| What is being asked |
Check every line for the word "still" and give the number of lines where it occurs, nothing else.

| Records for the exercise |
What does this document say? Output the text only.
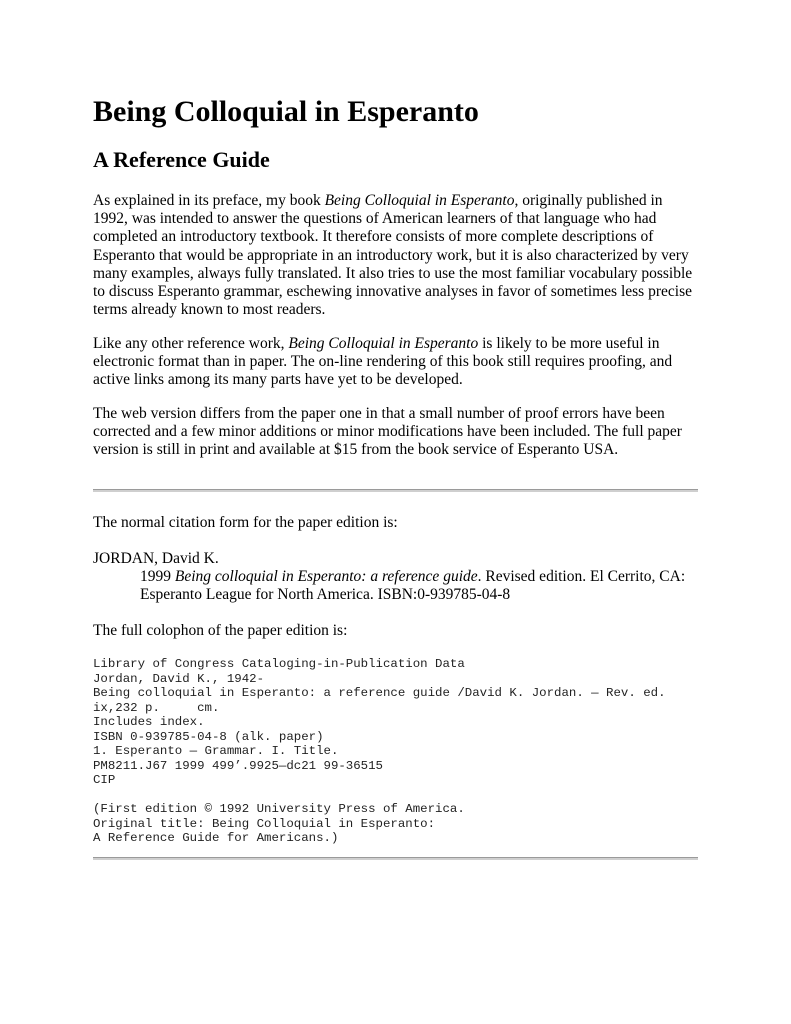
Being Colloquial in Esperanto
A Reference Guide

As explained in its preface, my book Being Colloquial in Esperanto, originally published in 1992, was intended to answer the questions of American learners of that language who had completed an introductory textbook. It therefore consists of more complete descriptions of Esperanto that would be appropriate in an introductory work, but it is also characterized by very many examples, always fully translated. It also tries to use the most familiar vocabulary possible to discuss Esperanto grammar, eschewing innovative analyses in favor of sometimes less precise terms already known to most readers.

Like any other reference work, Being Colloquial in Esperanto is likely to be more useful in electronic format than in paper. The on-line rendering of this book still requires proofing, and active links among its many parts have yet to be developed.

The web version differs from the paper one in that a small number of proof errors have been corrected and a few minor additions or minor modifications have been included. The full paper version is still in print and available at $15 from the book service of Esperanto USA.

The normal citation form for the paper edition is:

JORDAN, David K.

1999 Being colloquial in Esperanto: a reference guide. Revised edition. El Cerrito, CA: Esperanto League for North America. ISBN:0-939785-04-8

The full colophon of the paper edition is:

Library of Congress Cataloging-in-Publication Data
Jordan, David K., 1942-
Being colloquial in Esperanto: a reference guide /David K. Jordan. — Rev. ed.
ix,232 p.     cm.
Includes index.
ISBN 0-939785-04-8 (alk. paper)
1. Esperanto — Grammar. I. Title.
PM8211.J67 1999 499’.9925—dc21 99-36515
CIP
(First edition © 1992 University Press of America.
Original title: Being Colloquial in Esperanto:
A Reference Guide for Americans.)
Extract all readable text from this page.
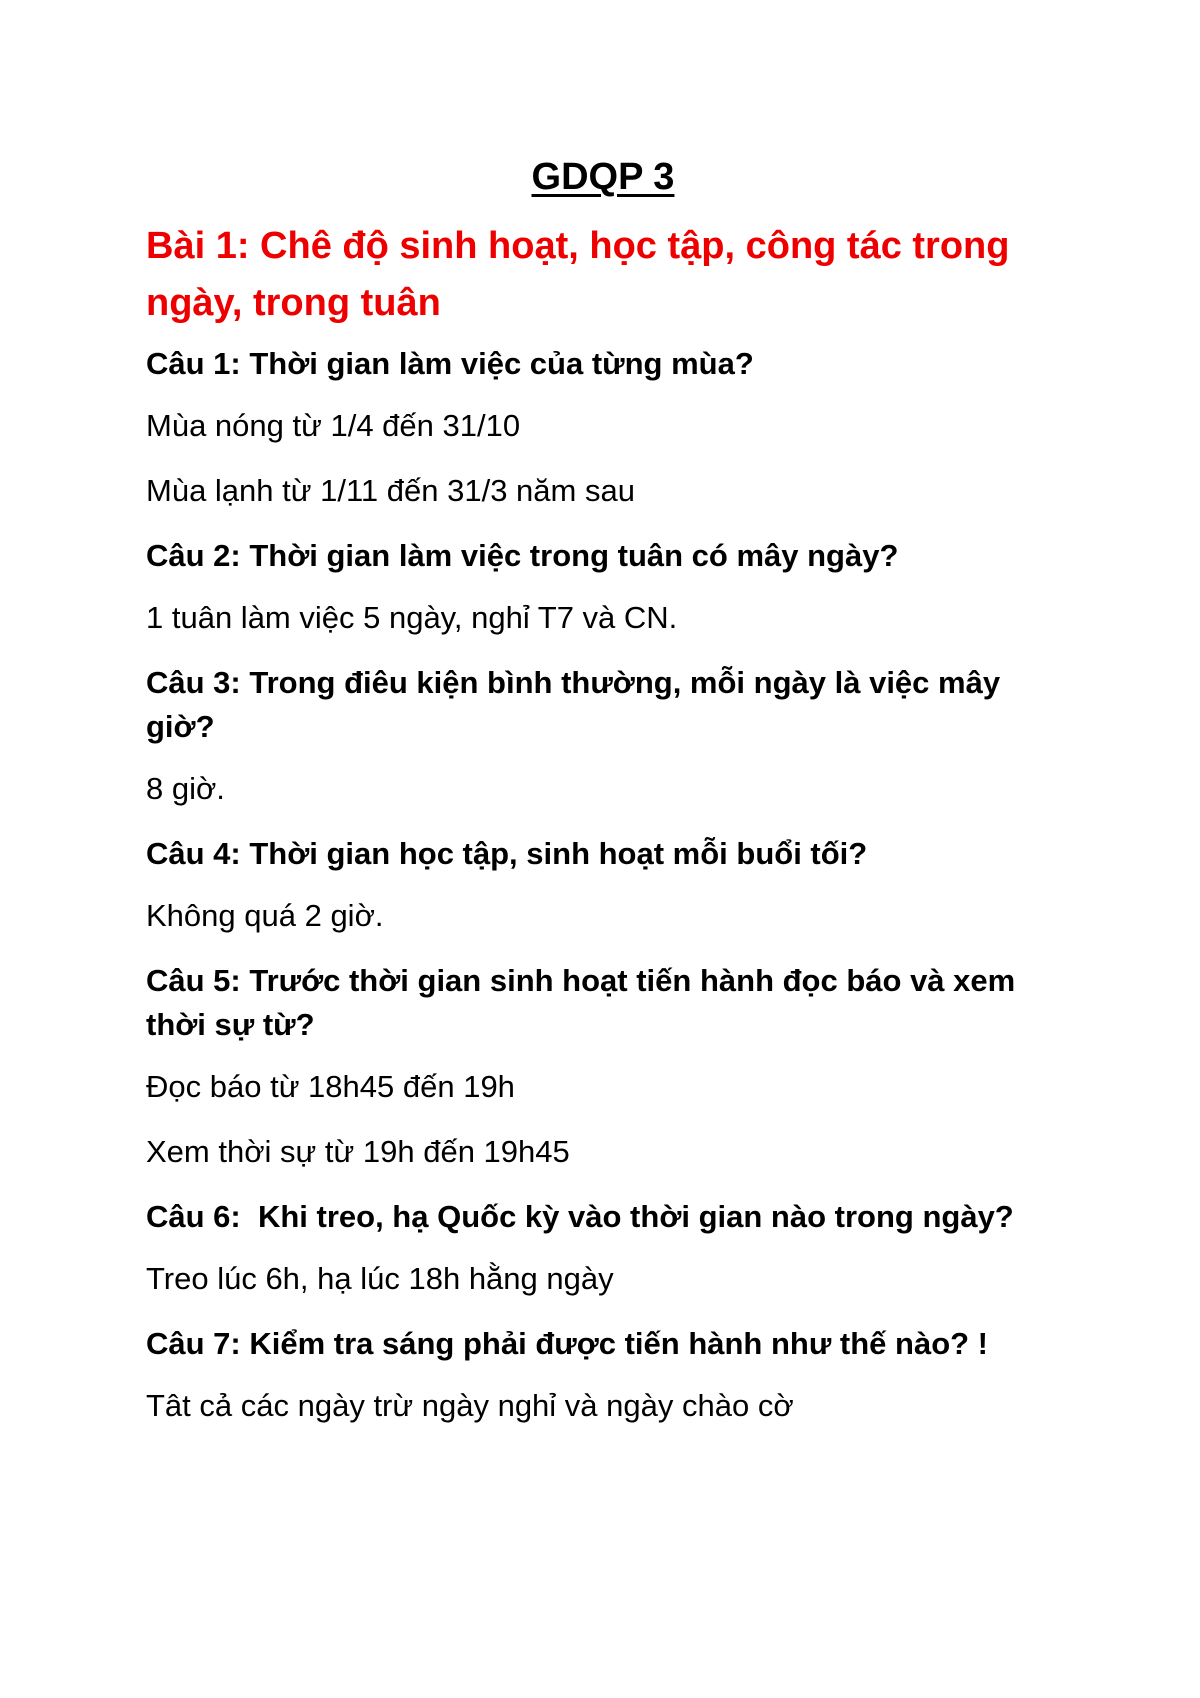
GDQP 3
Bài 1: Chê độ sinh hoạt, học tập, công tác trong ngày, trong tuân

Câu 1: Thời gian làm việc của từng mùa?

Mùa nóng từ 1/4 đến 31/10

Mùa lạnh từ 1/11 đến 31/3 năm sau

Câu 2: Thời gian làm việc trong tuân có mây ngày?

1 tuân làm việc 5 ngày, nghỉ T7 và CN.

Câu 3: Trong điêu kiện bình thường, mỗi ngày là việc mây giờ?

8 giờ.

Câu 4: Thời gian học tập, sinh hoạt mỗi buổi tối?

Không quá 2 giờ.

Câu 5: Trước thời gian sinh hoạt tiến hành đọc báo và xem thời sự từ?

Đọc báo từ 18h45 đến 19h

Xem thời sự từ 19h đến 19h45

Câu 6:  Khi treo, hạ Quốc kỳ vào thời gian nào trong ngày?

Treo lúc 6h, hạ lúc 18h hằng ngày

Câu 7: Kiểm tra sáng phải được tiến hành như thế nào? !

Tât cả các ngày trừ ngày nghỉ và ngày chào cờ
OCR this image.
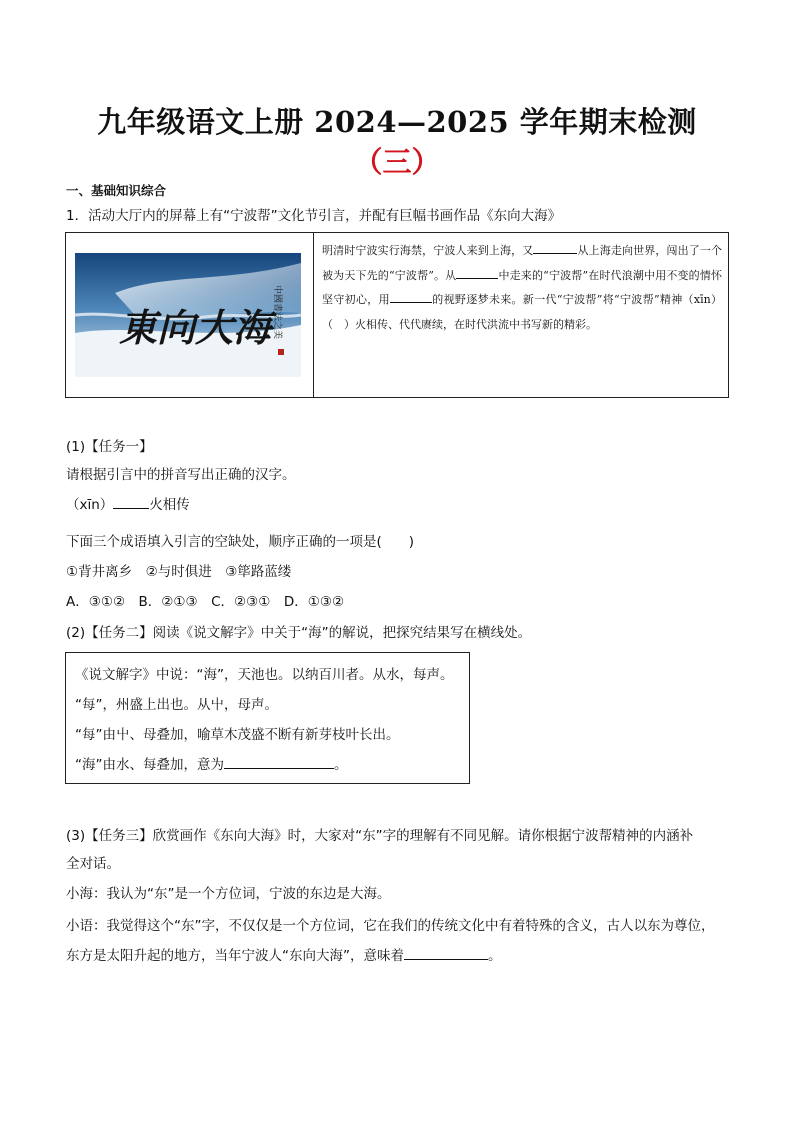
九年级语文上册 2024—2025 学年期末检测
（三）
一、基础知识综合
1．活动大厅内的屏幕上有“宁波帮”文化节引言，并配有巨幅书画作品《东向大海》
東向大海 中國書法之美
明清时宁波实行海禁，宁波人来到上海，又	从上海走向世界，闯出了一个被为天下先的“宁波帮”。从	中走来的“宁波帮”在时代浪潮中用不变的情怀坚守初心，用	的视野逐梦未来。新一代“宁波帮”将“宁波帮”精神（xīn）（　）火相传、代代赓续，在时代洪流中书写新的精彩。
(1)【任务一】
请根据引言中的拼音写出正确的汉字。
（xīn）	火相传
下面三个成语填入引言的空缺处，顺序正确的一项是(　　)
①背井离乡　②与时俱进　③筚路蓝缕
A．③①②　B．②①③　C．②③①　D．①③②
(2)【任务二】阅读《说文解字》中关于“海”的解说，把探究结果写在横线处。
《说文解字》中说：“海”，天池也。以纳百川者。从水，每声。
“每”，州盛上出也。从屮，母声。
“每”由屮、母叠加，喻草木茂盛不断有新芽枝叶长出。
“海”由水、每叠加，意为	。
(3)【任务三】欣赏画作《东向大海》时，大家对“东”字的理解有不同见解。请你根据宁波帮精神的内涵补
全对话。
小海：我认为“东”是一个方位词，宁波的东边是大海。
小语：我觉得这个“东”字，不仅仅是一个方位词，它在我们的传统文化中有着特殊的含义，古人以东为尊位，
东方是太阳升起的地方，当年宁波人“东向大海”，意味着	。
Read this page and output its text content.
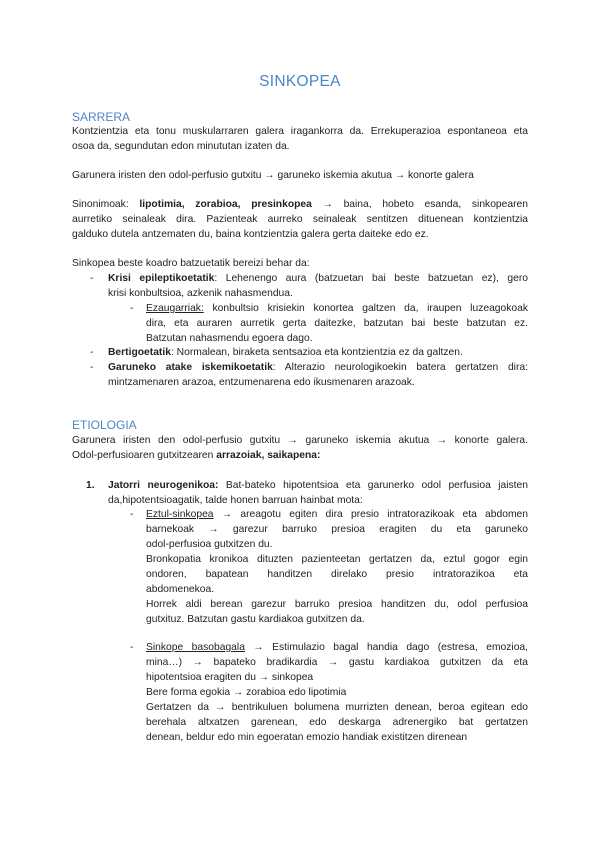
SINKOPEA
SARRERA
Kontzientzia eta tonu muskularraren galera iragankorra da. Errekuperazioa espontaneoa eta
osoa da, segundutan edon minututan izaten da.
Garunera iristen den odol-perfusio gutxitu → garuneko iskemia akutua → konorte galera
Sinonimoak: lipotimia, zorabioa, presinkopea → baina, hobeto esanda, sinkopearen
aurretiko seinaleak dira. Pazienteak aurreko seinaleak sentitzen dituenean kontzientzia
galduko dutela antzematen du, baina kontzientzia galera gerta daiteke edo ez.
Sinkopea beste koadro batzuetatik bereizi behar da:
-	Krisi epileptikoetatik: Lehenengo aura (batzuetan bai beste batzuetan ez), gero
krisi konbultsioa, azkenik nahasmendua.
-	Ezaugarriak: konbultsio krisiekin konortea galtzen da, iraupen luzeagokoak
dira, eta auraren aurretik gerta daitezke, batzutan bai beste batzutan ez.
Batzutan nahasmendu egoera dago.
-	Bertigoetatik: Normalean, biraketa sentsazioa eta kontzientzia ez da galtzen.
-	Garuneko atake iskemikoetatik: Alterazio neurologikoekin batera gertatzen dira:
mintzamenaren arazoa, entzumenarena edo ikusmenaren arazoak.
ETIOLOGIA
Garunera iristen den odol-perfusio gutxitu → garuneko iskemia akutua → konorte galera.
Odol-perfusioaren gutxitzearen arrazoiak, saikapena:
1. Jatorri neurogenikoa: Bat-bateko hipotentsioa eta garunerko odol perfusioa jaisten
da,hipotentsioagatik, talde honen barruan hainbat mota:
-	Eztul-sinkopea → areagotu egiten dira presio intratorazikoak eta abdomen
barnekoak → garezur barruko presioa eragiten du eta garuneko
odol-perfusioa gutxitzen du.
Bronkopatia kronikoa dituzten pazienteetan gertatzen da, eztul gogor egin
ondoren, bapatean handitzen direlako presio intratorazikoa eta
abdomenekoa.
Horrek aldi berean garezur barruko presioa handitzen du, odol perfusioa
gutxituz. Batzutan gastu kardiakoa gutxitzen da.
-	Sinkope basobagala → Estimulazio bagal handia dago (estresa, emozioa,
mina…) → bapateko bradikardia → gastu kardiakoa gutxitzen da eta
hipotentsioa eragiten du → sinkopea
Bere forma egokia → zorabioa edo lipotimia
Gertatzen da → bentrikuluen bolumena murrizten denean, beroa egitean edo
berehala altxatzen garenean, edo deskarga adrenergiko bat gertatzen
denean, beldur edo min egoeratan emozio handiak existitzen direnean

| Complete response |
2